• _Selected excerpt_:
++++++

Baughn and Kardos, those are really good suggestions and similar to something I had in mind:

Toady mentioned that the map is broken down into 16 x 16 x 1 sections of tiles. If each section could keep track of what other section it is linked to through open tiles, ramps, or stairs it would be possible to calculate which sections creature must go through before it worries about what tiles to go through. The only issue I can see with this is that though section X might be linked to section Y and Z, it may not be able to go from section Y to section Z through section X on the tile scale, if that makes sense.

Another optimization I had in mind is breaking the fort down into a tree, which is pretty much the same as the node idea. Most forts are subdivided into smaller sections (rooms, halls, burial grounds filled with noble warriors struck down by the HFS). Still thinking about the best way to do that, though.

++++++

• _Data rows_:
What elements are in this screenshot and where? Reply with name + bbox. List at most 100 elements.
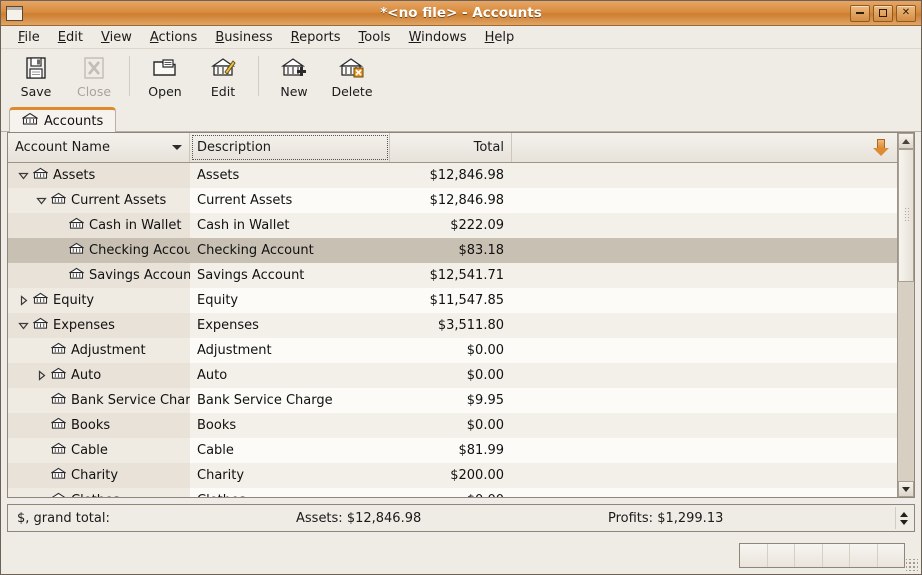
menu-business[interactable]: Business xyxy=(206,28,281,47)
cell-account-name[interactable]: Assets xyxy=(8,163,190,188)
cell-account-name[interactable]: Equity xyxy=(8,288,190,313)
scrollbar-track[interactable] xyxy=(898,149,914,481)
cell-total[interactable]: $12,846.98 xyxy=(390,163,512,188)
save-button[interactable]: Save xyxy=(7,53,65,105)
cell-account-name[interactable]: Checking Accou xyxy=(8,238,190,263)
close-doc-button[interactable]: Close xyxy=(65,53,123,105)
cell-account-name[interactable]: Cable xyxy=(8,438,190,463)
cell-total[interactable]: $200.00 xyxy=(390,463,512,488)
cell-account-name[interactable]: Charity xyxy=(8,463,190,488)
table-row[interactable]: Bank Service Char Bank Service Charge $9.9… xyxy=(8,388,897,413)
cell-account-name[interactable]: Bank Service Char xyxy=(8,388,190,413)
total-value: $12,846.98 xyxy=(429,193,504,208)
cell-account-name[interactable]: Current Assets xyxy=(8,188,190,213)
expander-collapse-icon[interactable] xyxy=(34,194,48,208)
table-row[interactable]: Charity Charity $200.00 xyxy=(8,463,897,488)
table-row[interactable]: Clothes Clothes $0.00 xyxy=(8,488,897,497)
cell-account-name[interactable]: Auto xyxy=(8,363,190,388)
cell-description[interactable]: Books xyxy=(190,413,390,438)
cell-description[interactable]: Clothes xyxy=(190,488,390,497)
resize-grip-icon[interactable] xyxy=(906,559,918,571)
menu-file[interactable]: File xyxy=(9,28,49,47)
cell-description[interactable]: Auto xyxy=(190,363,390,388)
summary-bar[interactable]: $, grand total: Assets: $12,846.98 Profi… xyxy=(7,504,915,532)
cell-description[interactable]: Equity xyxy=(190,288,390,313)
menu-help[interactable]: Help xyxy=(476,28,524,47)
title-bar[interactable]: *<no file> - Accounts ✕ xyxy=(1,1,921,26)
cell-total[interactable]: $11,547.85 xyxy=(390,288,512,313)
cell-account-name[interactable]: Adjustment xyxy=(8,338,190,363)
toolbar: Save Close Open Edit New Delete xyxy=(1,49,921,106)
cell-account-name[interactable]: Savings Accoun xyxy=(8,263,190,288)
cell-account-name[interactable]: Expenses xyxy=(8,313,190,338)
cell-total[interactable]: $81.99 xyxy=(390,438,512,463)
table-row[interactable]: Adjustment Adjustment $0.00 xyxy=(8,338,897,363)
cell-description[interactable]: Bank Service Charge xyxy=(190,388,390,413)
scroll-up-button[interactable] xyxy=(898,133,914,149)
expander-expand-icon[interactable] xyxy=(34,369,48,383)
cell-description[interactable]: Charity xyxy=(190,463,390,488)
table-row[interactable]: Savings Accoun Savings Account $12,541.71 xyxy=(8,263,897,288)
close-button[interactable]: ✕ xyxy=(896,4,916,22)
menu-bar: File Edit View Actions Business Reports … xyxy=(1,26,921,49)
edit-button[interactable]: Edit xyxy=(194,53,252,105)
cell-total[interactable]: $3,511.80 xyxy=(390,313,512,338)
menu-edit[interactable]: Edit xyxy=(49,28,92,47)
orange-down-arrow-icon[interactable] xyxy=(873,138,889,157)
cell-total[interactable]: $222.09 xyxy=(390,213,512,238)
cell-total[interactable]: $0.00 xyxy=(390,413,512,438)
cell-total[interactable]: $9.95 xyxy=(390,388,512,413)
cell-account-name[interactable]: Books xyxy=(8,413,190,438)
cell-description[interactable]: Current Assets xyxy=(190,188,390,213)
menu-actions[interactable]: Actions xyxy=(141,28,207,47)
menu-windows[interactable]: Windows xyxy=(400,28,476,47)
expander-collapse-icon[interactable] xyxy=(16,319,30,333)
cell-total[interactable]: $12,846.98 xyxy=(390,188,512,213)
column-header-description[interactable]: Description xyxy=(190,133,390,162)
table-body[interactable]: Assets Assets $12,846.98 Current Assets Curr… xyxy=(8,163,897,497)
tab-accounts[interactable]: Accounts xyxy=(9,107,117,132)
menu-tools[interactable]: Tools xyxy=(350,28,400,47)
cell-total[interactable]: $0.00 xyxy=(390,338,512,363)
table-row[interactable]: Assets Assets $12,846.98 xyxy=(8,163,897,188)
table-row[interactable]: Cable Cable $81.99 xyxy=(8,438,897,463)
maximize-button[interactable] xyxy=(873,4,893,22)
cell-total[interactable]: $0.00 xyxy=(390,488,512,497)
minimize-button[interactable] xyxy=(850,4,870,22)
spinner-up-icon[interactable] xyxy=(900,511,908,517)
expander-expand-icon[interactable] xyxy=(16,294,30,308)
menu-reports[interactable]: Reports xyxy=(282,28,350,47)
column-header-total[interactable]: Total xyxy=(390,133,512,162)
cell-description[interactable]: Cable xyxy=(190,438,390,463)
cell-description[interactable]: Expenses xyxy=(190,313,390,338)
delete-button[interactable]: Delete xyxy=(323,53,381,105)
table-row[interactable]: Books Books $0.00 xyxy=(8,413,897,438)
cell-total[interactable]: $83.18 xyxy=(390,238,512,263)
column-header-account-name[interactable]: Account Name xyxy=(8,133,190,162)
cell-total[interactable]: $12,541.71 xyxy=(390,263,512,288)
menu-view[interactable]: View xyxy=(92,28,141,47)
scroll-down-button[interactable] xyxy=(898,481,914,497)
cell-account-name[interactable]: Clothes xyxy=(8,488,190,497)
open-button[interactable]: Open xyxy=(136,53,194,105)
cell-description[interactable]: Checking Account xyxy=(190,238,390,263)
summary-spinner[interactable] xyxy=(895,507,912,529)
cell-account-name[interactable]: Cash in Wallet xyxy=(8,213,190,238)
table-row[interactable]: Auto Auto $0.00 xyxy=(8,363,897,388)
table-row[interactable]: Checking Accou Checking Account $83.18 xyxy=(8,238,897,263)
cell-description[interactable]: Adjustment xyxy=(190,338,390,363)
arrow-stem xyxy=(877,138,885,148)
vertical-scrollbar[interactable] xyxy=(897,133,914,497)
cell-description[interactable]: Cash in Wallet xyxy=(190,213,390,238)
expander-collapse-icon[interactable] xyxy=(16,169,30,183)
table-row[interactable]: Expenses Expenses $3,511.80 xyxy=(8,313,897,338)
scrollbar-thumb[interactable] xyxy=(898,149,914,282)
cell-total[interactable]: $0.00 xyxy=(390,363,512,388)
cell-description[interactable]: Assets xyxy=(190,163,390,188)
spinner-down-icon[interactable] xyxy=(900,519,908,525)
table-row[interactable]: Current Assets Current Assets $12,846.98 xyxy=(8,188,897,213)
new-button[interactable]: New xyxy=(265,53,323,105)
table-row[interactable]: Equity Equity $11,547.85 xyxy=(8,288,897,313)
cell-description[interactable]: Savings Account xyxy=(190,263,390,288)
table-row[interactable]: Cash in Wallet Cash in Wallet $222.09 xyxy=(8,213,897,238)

++++++

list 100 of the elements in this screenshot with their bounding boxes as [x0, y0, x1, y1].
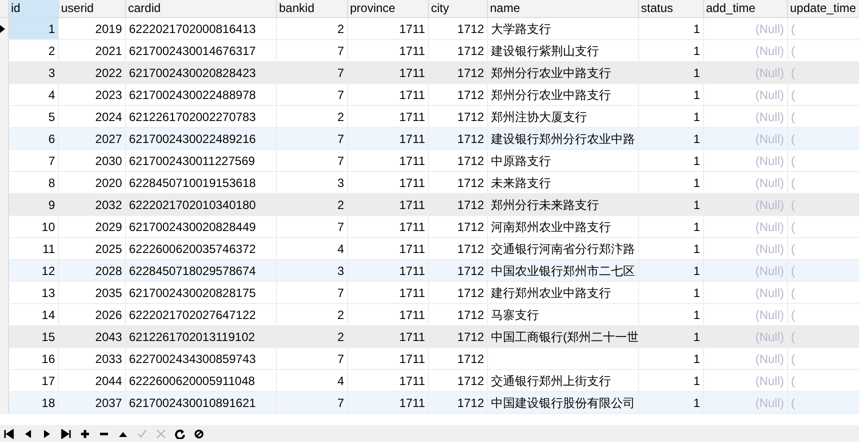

++++++

• _Requirement_: Reproduce the part of the text on fort pathfinding that opens with the words containing "Another optimization I" and closes with "do that, though.", switching "tree" to "hierarchy".

• _Response_:
Another optimization I had in mind is breaking the fort down into a hierarchy, which is pretty much the same as the node idea. Most forts are subdivided into smaller sections (rooms, halls, burial grounds filled with noble warriors struck down by the HFS). Still thinking about the best way to do that, though.